» Brief: Extract all lines in the data that contain the word "signaling".

#####

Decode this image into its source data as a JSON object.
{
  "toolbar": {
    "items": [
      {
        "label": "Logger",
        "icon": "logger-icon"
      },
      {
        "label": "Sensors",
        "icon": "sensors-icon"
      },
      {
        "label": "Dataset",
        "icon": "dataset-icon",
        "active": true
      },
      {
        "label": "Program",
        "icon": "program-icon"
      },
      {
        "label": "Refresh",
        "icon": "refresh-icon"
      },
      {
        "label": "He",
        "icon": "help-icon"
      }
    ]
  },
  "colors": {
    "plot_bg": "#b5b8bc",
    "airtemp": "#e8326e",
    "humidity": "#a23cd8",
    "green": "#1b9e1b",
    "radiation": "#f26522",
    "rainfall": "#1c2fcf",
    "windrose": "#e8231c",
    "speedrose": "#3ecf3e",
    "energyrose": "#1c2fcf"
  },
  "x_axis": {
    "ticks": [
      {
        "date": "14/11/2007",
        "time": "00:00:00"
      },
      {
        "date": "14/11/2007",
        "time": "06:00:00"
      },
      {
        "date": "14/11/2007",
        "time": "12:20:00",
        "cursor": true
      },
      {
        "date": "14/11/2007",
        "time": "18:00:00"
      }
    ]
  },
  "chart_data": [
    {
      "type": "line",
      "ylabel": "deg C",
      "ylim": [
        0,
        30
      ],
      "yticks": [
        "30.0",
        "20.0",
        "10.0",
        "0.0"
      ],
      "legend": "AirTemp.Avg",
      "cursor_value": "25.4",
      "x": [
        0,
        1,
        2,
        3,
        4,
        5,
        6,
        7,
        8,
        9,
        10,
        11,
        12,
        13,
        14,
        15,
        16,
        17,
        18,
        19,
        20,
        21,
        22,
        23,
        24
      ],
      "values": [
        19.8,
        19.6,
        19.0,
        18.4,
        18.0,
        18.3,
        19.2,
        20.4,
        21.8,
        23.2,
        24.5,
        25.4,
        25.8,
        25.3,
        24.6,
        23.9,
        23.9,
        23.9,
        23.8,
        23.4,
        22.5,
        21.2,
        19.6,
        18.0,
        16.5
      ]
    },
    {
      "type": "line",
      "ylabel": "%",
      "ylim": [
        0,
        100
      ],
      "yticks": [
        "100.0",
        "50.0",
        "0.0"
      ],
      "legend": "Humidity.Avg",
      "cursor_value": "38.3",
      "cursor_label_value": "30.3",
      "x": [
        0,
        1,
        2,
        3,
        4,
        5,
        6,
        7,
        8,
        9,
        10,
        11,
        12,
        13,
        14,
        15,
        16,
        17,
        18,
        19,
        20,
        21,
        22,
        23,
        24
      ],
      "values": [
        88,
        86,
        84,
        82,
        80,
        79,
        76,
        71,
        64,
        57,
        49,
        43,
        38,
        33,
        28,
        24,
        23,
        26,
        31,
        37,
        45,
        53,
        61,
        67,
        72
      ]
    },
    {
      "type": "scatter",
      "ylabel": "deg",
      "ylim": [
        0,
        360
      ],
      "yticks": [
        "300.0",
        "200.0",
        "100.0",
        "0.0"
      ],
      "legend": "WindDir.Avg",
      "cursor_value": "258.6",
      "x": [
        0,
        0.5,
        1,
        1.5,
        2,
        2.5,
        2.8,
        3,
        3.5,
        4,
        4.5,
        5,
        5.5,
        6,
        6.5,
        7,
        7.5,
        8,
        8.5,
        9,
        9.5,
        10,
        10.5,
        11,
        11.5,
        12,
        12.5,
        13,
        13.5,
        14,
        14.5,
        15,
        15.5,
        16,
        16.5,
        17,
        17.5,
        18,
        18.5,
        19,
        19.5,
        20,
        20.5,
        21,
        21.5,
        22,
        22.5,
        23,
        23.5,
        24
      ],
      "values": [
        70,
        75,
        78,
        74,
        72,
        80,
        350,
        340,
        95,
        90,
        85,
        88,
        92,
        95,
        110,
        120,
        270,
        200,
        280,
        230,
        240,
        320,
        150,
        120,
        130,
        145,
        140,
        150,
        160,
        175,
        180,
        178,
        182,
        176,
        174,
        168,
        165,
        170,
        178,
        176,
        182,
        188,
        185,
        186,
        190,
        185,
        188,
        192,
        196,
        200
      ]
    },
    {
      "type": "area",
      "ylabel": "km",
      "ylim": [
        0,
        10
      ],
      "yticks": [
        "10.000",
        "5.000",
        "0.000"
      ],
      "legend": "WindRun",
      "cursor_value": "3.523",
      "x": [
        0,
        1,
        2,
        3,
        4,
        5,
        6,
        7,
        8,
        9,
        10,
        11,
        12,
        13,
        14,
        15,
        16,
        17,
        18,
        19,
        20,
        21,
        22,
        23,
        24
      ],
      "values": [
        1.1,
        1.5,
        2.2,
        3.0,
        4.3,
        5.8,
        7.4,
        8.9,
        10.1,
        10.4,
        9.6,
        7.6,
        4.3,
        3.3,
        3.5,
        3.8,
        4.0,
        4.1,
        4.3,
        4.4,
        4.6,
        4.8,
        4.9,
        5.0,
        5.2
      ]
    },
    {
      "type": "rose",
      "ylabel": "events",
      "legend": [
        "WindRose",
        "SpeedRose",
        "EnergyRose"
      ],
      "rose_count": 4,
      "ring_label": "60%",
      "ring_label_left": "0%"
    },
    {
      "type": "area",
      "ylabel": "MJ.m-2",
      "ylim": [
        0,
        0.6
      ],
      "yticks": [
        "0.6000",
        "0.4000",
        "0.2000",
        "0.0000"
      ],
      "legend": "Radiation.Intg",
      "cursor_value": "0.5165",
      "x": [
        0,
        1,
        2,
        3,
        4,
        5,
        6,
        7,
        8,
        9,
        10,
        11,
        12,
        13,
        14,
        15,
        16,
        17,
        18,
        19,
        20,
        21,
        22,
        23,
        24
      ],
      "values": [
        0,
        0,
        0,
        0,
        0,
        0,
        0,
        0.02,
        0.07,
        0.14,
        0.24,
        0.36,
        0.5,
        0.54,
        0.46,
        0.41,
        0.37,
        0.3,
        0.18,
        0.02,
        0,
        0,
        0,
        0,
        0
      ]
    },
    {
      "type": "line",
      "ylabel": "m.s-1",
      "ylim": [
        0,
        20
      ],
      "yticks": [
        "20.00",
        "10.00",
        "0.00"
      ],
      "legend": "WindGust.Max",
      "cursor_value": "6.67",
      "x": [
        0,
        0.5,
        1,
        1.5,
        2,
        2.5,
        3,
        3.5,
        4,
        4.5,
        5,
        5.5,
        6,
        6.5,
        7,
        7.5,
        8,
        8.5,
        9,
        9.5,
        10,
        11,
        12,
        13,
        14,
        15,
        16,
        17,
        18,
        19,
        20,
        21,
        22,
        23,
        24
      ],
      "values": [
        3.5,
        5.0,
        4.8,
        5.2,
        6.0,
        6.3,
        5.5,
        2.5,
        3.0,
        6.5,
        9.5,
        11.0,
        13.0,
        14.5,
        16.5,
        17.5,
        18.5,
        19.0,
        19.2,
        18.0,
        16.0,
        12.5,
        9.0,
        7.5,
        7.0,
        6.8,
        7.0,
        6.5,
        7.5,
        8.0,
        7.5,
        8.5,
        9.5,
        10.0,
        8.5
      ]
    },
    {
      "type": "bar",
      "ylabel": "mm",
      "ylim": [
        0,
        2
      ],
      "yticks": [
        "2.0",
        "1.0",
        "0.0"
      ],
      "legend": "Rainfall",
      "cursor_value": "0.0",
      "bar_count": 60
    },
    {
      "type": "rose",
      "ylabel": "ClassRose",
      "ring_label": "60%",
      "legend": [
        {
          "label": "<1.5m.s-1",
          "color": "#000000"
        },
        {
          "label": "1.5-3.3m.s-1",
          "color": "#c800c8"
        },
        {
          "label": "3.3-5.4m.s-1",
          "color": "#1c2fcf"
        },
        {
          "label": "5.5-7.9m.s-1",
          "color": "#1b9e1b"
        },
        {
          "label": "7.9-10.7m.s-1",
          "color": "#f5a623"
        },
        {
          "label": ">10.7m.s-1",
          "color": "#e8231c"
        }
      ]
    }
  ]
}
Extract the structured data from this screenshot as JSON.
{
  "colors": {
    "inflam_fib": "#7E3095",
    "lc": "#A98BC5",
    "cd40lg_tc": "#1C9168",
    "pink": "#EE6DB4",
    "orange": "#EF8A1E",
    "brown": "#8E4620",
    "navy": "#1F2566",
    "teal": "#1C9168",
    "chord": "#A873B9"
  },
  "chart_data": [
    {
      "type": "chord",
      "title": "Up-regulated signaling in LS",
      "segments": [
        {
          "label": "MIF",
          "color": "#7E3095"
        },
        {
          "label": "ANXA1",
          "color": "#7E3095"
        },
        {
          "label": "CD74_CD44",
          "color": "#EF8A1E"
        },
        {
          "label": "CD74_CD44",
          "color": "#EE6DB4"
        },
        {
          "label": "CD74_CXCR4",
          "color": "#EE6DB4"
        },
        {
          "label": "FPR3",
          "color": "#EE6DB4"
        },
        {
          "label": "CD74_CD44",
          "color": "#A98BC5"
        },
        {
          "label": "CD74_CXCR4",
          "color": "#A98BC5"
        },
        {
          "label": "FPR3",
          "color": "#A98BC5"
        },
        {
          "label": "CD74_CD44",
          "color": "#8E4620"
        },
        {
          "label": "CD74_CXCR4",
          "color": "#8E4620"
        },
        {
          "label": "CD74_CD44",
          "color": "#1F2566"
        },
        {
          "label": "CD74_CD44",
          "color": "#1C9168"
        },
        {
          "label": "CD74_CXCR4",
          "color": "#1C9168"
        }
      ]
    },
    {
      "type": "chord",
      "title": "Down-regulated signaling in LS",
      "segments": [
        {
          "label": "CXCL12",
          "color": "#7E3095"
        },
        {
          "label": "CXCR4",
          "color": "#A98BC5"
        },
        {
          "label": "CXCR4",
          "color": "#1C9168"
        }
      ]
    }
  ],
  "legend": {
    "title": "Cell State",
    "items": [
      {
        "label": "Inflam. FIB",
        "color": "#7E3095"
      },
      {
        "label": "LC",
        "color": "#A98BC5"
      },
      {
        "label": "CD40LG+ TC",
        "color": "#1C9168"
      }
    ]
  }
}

#####

» Response below:
      "title": "Up-regulated signaling in LS",
      "title": "Down-regulated signaling in LS",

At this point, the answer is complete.